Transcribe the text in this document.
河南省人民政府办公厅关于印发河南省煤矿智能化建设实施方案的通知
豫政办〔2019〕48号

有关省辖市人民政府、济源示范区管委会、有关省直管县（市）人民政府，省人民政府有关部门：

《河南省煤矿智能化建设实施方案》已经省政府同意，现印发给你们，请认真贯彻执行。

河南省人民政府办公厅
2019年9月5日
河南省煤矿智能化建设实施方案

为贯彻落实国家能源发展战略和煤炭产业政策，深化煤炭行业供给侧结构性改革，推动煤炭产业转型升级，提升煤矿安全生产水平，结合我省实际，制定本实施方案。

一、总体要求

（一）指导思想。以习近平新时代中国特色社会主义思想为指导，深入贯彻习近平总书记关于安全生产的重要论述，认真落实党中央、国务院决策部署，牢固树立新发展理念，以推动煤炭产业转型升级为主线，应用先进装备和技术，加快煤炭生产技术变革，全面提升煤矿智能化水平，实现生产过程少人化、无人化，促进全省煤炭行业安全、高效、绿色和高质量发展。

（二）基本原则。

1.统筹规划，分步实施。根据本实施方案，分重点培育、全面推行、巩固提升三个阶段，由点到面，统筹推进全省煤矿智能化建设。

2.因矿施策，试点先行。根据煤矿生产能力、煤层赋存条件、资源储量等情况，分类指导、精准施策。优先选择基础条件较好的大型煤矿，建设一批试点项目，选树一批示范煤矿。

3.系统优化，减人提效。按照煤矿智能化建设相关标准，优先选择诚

********************

* What the exercise asks *
Copy every line exactly. Leave nothing out.

* Complete answer *
Transcribe the text in this document.
河南省人民政府办公厅关于印发河南省煤矿智能化建设实施方案的通知
豫政办〔2019〕48号

有关省辖市人民政府、济源示范区管委会、有关省直管县（市）人民政府，省人民政府有关部门：

《河南省煤矿智能化建设实施方案》已经省政府同意，现印发给你们，请认真贯彻执行。

河南省人民政府办公厅
2019年9月5日
河南省煤矿智能化建设实施方案

为贯彻落实国家能源发展战略和煤炭产业政策，深化煤炭行业供给侧结构性改革，推动煤炭产业转型升级，提升煤矿安全生产水平，结合我省实际，制定本实施方案。

一、总体要求

（一）指导思想。以习近平新时代中国特色社会主义思想为指导，深入贯彻习近平总书记关于安全生产的重要论述，认真落实党中央、国务院决策部署，牢固树立新发展理念，以推动煤炭产业转型升级为主线，应用先进装备和技术，加快煤炭生产技术变革，全面提升煤矿智能化水平，实现生产过程少人化、无人化，促进全省煤炭行业安全、高效、绿色和高质量发展。

（二）基本原则。

1.统筹规划，分步实施。根据本实施方案，分重点培育、全面推行、巩固提升三个阶段，由点到面，统筹推进全省煤矿智能化建设。

2.因矿施策，试点先行。根据煤矿生产能力、煤层赋存条件、资源储量等情况，分类指导、精准施策。优先选择基础条件较好的大型煤矿，建设一批试点项目，选树一批示范煤矿。

3.系统优化，减人提效。按照煤矿智能化建设相关标准，优先选择诚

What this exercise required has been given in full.